Task statement:
Would you retype all of these records exactly?

Dataset entries:
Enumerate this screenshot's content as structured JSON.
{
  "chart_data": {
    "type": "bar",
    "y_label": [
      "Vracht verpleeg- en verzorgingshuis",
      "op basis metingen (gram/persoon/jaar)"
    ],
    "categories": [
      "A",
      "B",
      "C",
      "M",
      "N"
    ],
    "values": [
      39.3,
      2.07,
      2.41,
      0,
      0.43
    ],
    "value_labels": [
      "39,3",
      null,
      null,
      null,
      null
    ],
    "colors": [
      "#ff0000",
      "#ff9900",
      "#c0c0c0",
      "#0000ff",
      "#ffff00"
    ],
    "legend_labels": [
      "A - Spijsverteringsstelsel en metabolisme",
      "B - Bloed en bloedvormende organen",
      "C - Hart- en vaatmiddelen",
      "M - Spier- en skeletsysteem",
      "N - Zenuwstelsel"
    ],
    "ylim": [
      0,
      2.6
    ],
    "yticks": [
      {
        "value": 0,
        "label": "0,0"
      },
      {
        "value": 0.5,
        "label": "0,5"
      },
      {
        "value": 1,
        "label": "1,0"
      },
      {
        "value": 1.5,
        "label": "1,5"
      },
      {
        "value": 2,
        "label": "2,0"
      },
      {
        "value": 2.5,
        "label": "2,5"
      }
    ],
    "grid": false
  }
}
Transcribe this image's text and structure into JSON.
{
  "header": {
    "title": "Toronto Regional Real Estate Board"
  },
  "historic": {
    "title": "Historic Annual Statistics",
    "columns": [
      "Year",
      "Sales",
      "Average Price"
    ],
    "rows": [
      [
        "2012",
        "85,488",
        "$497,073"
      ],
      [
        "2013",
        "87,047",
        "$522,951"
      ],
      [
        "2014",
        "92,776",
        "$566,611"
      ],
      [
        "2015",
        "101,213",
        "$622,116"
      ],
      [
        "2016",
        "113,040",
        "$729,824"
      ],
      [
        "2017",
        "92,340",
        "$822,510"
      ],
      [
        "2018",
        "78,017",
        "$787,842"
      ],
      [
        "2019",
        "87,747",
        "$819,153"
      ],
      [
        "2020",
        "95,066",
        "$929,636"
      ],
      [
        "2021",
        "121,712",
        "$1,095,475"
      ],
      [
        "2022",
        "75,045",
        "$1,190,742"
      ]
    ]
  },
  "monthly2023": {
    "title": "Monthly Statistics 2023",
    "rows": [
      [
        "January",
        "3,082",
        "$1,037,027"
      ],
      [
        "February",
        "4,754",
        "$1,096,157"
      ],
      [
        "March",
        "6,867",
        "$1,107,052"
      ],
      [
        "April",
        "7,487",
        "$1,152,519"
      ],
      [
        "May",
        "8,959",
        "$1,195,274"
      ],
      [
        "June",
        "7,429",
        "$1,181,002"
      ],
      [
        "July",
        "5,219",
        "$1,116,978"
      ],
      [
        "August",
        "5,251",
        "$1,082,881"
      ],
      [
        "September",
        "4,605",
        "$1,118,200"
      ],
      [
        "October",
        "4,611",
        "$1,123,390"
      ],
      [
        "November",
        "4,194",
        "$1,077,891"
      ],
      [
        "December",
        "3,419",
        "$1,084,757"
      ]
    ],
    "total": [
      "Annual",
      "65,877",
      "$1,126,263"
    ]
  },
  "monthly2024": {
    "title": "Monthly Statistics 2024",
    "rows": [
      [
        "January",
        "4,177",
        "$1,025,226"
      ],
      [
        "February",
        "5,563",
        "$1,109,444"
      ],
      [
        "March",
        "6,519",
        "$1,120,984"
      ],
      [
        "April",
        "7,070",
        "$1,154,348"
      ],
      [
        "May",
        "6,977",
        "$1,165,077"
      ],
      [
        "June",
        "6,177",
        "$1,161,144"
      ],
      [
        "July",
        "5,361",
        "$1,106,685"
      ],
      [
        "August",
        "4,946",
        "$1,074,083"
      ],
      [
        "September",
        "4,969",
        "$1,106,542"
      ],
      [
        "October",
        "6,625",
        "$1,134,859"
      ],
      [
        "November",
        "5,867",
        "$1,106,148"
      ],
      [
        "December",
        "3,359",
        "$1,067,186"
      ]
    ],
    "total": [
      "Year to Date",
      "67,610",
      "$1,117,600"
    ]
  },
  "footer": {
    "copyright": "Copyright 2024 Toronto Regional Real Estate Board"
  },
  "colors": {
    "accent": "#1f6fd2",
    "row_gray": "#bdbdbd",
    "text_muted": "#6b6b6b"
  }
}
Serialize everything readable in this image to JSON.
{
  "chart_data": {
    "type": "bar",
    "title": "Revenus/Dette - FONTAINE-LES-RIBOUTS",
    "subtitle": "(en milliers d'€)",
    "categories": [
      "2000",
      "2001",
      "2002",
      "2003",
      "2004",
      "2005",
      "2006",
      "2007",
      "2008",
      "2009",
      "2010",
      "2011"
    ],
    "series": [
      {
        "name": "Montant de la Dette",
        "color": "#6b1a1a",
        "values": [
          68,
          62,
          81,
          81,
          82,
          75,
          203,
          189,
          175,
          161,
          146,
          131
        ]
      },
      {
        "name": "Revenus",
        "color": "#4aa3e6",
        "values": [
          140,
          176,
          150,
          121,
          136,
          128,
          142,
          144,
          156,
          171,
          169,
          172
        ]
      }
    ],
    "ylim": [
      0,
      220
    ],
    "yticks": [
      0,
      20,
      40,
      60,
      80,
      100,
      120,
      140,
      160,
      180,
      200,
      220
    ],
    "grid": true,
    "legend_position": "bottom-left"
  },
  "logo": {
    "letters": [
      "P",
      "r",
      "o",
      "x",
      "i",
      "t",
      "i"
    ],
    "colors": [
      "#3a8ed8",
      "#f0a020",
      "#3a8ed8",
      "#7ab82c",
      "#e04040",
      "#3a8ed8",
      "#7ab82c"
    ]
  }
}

Reply to the task:
Enumerate this screenshot's content as structured JSON.
{
  "chart_data": {
    "type": "bar",
    "y_label": [
      "Vracht verpleeg- en verzorgingshuis",
      "op basis metingen (gram/persoon/jaar)"
    ],
    "categories": [
      "A",
      "B",
      "C",
      "M",
      "N"
    ],
    "values": [
      39.3,
      2.07,
      2.41,
      0,
      0.43
    ],
    "value_labels": [
      "39,3",
      null,
      null,
      null,
      null
    ],
    "colors": [
      "#ff0000",
      "#ff9900",
      "#c0c0c0",
      "#0000ff",
      "#ffff00"
    ],
    "legend_labels": [
      "A - Spijsverteringsstelsel en metabolisme",
      "B - Bloed en bloedvormende organen",
      "C - Hart- en vaatmiddelen",
      "M - Spier- en skeletsysteem",
      "N - Zenuwstelsel"
    ],
    "ylim": [
      0,
      2.6
    ],
    "yticks": [
      {
        "value": 0,
        "label": "0,0"
      },
      {
        "value": 0.5,
        "label": "0,5"
      },
      {
        "value": 1,
        "label": "1,0"
      },
      {
        "value": 1.5,
        "label": "1,5"
      },
      {
        "value": 2,
        "label": "2,0"
      },
      {
        "value": 2.5,
        "label": "2,5"
      }
    ],
    "grid": false
  }
}
Transcribe this image's text and structure into JSON.
{
  "header": {
    "title": "Toronto Regional Real Estate Board"
  },
  "historic": {
    "title": "Historic Annual Statistics",
    "columns": [
      "Year",
      "Sales",
      "Average Price"
    ],
    "rows": [
      [
        "2012",
        "85,488",
        "$497,073"
      ],
      [
        "2013",
        "87,047",
        "$522,951"
      ],
      [
        "2014",
        "92,776",
        "$566,611"
      ],
      [
        "2015",
        "101,213",
        "$622,116"
      ],
      [
        "2016",
        "113,040",
        "$729,824"
      ],
      [
        "2017",
        "92,340",
        "$822,510"
      ],
      [
        "2018",
        "78,017",
        "$787,842"
      ],
      [
        "2019",
        "87,747",
        "$819,153"
      ],
      [
        "2020",
        "95,066",
        "$929,636"
      ],
      [
        "2021",
        "121,712",
        "$1,095,475"
      ],
      [
        "2022",
        "75,045",
        "$1,190,742"
      ]
    ]
  },
  "monthly2023": {
    "title": "Monthly Statistics 2023",
    "rows": [
      [
        "January",
        "3,082",
        "$1,037,027"
      ],
      [
        "February",
        "4,754",
        "$1,096,157"
      ],
      [
        "March",
        "6,867",
        "$1,107,052"
      ],
      [
        "April",
        "7,487",
        "$1,152,519"
      ],
      [
        "May",
        "8,959",
        "$1,195,274"
      ],
      [
        "June",
        "7,429",
        "$1,181,002"
      ],
      [
        "July",
        "5,219",
        "$1,116,978"
      ],
      [
        "August",
        "5,251",
        "$1,082,881"
      ],
      [
        "September",
        "4,605",
        "$1,118,200"
      ],
      [
        "October",
        "4,611",
        "$1,123,390"
      ],
      [
        "November",
        "4,194",
        "$1,077,891"
      ],
      [
        "December",
        "3,419",
        "$1,084,757"
      ]
    ],
    "total": [
      "Annual",
      "65,877",
      "$1,126,263"
    ]
  },
  "monthly2024": {
    "title": "Monthly Statistics 2024",
    "rows": [
      [
        "January",
        "4,177",
        "$1,025,226"
      ],
      [
        "February",
        "5,563",
        "$1,109,444"
      ],
      [
        "March",
        "6,519",
        "$1,120,984"
      ],
      [
        "April",
        "7,070",
        "$1,154,348"
      ],
      [
        "May",
        "6,977",
        "$1,165,077"
      ],
      [
        "June",
        "6,177",
        "$1,161,144"
      ],
      [
        "July",
        "5,361",
        "$1,106,685"
      ],
      [
        "August",
        "4,946",
        "$1,074,083"
      ],
      [
        "September",
        "4,969",
        "$1,106,542"
      ],
      [
        "October",
        "6,625",
        "$1,134,859"
      ],
      [
        "November",
        "5,867",
        "$1,106,148"
      ],
      [
        "December",
        "3,359",
        "$1,067,186"
      ]
    ],
    "total": [
      "Year to Date",
      "67,610",
      "$1,117,600"
    ]
  },
  "footer": {
    "copyright": "Copyright 2024 Toronto Regional Real Estate Board"
  },
  "colors": {
    "accent": "#1f6fd2",
    "row_gray": "#bdbdbd",
    "text_muted": "#6b6b6b"
  }
}
Serialize everything readable in this image to JSON.
{
  "chart_data": {
    "type": "bar",
    "title": "Revenus/Dette - FONTAINE-LES-RIBOUTS",
    "subtitle": "(en milliers d'€)",
    "categories": [
      "2000",
      "2001",
      "2002",
      "2003",
      "2004",
      "2005",
      "2006",
      "2007",
      "2008",
      "2009",
      "2010",
      "2011"
    ],
    "series": [
      {
        "name": "Montant de la Dette",
        "color": "#6b1a1a",
        "values": [
          68,
          62,
          81,
          81,
          82,
          75,
          203,
          189,
          175,
          161,
          146,
          131
        ]
      },
      {
        "name": "Revenus",
        "color": "#4aa3e6",
        "values": [
          140,
          176,
          150,
          121,
          136,
          128,
          142,
          144,
          156,
          171,
          169,
          172
        ]
      }
    ],
    "ylim": [
      0,
      220
    ],
    "yticks": [
      0,
      20,
      40,
      60,
      80,
      100,
      120,
      140,
      160,
      180,
      200,
      220
    ],
    "grid": true,
    "legend_position": "bottom-left"
  },
  "logo": {
    "letters": [
      "P",
      "r",
      "o",
      "x",
      "i",
      "t",
      "i"
    ],
    "colors": [
      "#3a8ed8",
      "#f0a020",
      "#3a8ed8",
      "#7ab82c",
      "#e04040",
      "#3a8ed8",
      "#7ab82c"
    ]
  }
}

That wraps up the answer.